**Task to carry out**
Leave out any picture and return the remaining listing below exactly as given.

Dataset entries on figures
**********

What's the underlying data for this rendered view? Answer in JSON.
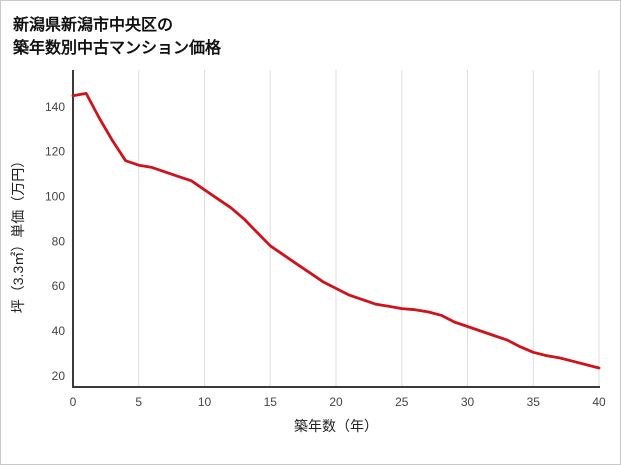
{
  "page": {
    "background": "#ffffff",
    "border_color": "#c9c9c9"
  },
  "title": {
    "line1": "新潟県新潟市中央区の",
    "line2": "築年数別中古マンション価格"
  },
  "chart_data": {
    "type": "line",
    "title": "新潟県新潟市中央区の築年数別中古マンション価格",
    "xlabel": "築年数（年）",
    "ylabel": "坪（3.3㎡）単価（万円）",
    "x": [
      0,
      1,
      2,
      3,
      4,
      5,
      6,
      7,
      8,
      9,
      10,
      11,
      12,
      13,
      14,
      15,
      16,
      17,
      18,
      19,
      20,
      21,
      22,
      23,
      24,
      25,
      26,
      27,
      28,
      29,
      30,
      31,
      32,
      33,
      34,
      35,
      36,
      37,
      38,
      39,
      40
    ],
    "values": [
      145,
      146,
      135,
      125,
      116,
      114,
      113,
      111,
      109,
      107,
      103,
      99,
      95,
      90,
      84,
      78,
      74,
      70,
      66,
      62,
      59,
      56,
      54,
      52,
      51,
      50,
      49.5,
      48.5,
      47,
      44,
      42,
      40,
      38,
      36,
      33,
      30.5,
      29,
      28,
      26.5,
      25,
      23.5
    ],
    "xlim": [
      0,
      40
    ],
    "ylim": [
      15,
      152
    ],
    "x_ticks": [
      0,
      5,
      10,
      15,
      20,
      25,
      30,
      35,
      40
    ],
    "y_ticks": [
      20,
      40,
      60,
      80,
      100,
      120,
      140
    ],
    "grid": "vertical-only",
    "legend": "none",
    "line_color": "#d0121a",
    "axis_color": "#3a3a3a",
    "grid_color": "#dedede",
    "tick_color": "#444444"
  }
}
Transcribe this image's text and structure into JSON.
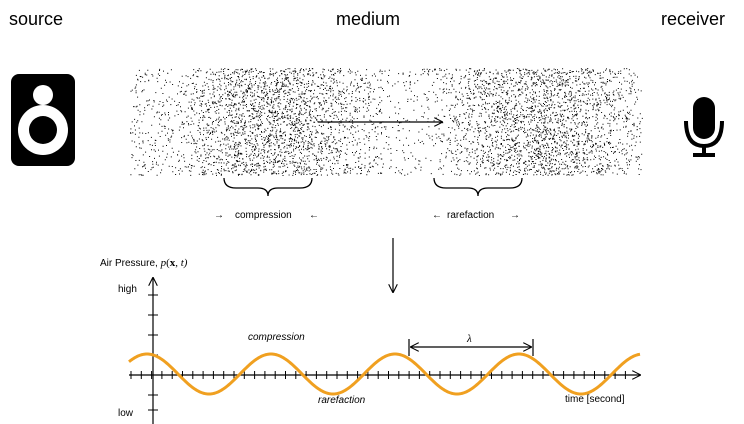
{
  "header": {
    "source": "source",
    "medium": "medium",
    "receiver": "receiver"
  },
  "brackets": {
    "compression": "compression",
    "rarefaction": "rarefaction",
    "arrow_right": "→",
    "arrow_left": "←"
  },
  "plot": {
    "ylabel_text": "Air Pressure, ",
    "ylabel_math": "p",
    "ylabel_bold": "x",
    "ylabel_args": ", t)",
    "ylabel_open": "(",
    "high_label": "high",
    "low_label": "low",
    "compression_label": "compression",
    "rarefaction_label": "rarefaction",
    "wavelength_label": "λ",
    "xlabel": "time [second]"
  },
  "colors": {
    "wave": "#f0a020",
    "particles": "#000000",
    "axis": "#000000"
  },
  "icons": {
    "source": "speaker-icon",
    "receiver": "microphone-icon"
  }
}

**********

**Full solution**
What's the underlying data for this rendered view? Answer in JSON.
{
  "page": {
    "background": "#ffffff",
    "border_color": "#c9c9c9"
  },
  "title": {
    "line1": "新潟県新潟市中央区の",
    "line2": "築年数別中古マンション価格"
  },
  "chart_data": {
    "type": "line",
    "title": "新潟県新潟市中央区の築年数別中古マンション価格",
    "xlabel": "築年数（年）",
    "ylabel": "坪（3.3㎡）単価（万円）",
    "x": [
      0,
      1,
      2,
      3,
      4,
      5,
      6,
      7,
      8,
      9,
      10,
      11,
      12,
      13,
      14,
      15,
      16,
      17,
      18,
      19,
      20,
      21,
      22,
      23,
      24,
      25,
      26,
      27,
      28,
      29,
      30,
      31,
      32,
      33,
      34,
      35,
      36,
      37,
      38,
      39,
      40
    ],
    "values": [
      145,
      146,
      135,
      125,
      116,
      114,
      113,
      111,
      109,
      107,
      103,
      99,
      95,
      90,
      84,
      78,
      74,
      70,
      66,
      62,
      59,
      56,
      54,
      52,
      51,
      50,
      49.5,
      48.5,
      47,
      44,
      42,
      40,
      38,
      36,
      33,
      30.5,
      29,
      28,
      26.5,
      25,
      23.5
    ],
    "xlim": [
      0,
      40
    ],
    "ylim": [
      15,
      152
    ],
    "x_ticks": [
      0,
      5,
      10,
      15,
      20,
      25,
      30,
      35,
      40
    ],
    "y_ticks": [
      20,
      40,
      60,
      80,
      100,
      120,
      140
    ],
    "grid": "vertical-only",
    "legend": "none",
    "line_color": "#d0121a",
    "axis_color": "#3a3a3a",
    "grid_color": "#dedede",
    "tick_color": "#444444"
  }
}
Transcribe this image's text and structure into JSON.
{
  "header": {
    "source": "source",
    "medium": "medium",
    "receiver": "receiver"
  },
  "brackets": {
    "compression": "compression",
    "rarefaction": "rarefaction",
    "arrow_right": "→",
    "arrow_left": "←"
  },
  "plot": {
    "ylabel_text": "Air Pressure, ",
    "ylabel_math": "p",
    "ylabel_bold": "x",
    "ylabel_args": ", t)",
    "ylabel_open": "(",
    "high_label": "high",
    "low_label": "low",
    "compression_label": "compression",
    "rarefaction_label": "rarefaction",
    "wavelength_label": "λ",
    "xlabel": "time [second]"
  },
  "colors": {
    "wave": "#f0a020",
    "particles": "#000000",
    "axis": "#000000"
  },
  "icons": {
    "source": "speaker-icon",
    "receiver": "microphone-icon"
  }
}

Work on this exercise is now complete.